[Start Data]

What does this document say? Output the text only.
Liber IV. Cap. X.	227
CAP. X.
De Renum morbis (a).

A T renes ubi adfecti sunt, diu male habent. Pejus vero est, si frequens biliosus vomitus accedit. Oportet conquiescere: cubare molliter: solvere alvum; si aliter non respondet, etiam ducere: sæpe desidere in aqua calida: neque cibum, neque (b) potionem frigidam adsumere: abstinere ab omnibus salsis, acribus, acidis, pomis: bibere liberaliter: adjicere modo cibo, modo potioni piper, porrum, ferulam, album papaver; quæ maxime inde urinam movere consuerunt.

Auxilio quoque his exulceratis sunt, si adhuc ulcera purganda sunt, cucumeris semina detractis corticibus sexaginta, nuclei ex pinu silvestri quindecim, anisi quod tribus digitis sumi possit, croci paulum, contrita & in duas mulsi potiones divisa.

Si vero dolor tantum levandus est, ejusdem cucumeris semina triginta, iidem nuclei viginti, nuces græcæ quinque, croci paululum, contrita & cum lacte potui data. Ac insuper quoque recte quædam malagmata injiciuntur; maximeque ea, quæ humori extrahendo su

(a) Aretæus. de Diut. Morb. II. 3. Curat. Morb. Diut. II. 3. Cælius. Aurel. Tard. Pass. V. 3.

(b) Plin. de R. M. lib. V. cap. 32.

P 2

[End Data]

**Exercise goal**
Please output the entire listing exactly as it stands.

**Complete output**
What does this document say? Output the text only.
Liber IV. Cap. X.	227
CAP. X.
De Renum morbis (a).

A T renes ubi adfecti sunt, diu male habent. Pejus vero est, si frequens biliosus vomitus accedit. Oportet conquiescere: cubare molliter: solvere alvum; si aliter non respondet, etiam ducere: sæpe desidere in aqua calida: neque cibum, neque (b) potionem frigidam adsumere: abstinere ab omnibus salsis, acribus, acidis, pomis: bibere liberaliter: adjicere modo cibo, modo potioni piper, porrum, ferulam, album papaver; quæ maxime inde urinam movere consuerunt.

Auxilio quoque his exulceratis sunt, si adhuc ulcera purganda sunt, cucumeris semina detractis corticibus sexaginta, nuclei ex pinu silvestri quindecim, anisi quod tribus digitis sumi possit, croci paulum, contrita & in duas mulsi potiones divisa.

Si vero dolor tantum levandus est, ejusdem cucumeris semina triginta, iidem nuclei viginti, nuces græcæ quinque, croci paululum, contrita & cum lacte potui data. Ac insuper quoque recte quædam malagmata injiciuntur; maximeque ea, quæ humori extrahendo su

(a) Aretæus. de Diut. Morb. II. 3. Curat. Morb. Diut. II. 3. Cælius. Aurel. Tard. Pass. V. 3.

(b) Plin. de R. M. lib. V. cap. 32.

P 2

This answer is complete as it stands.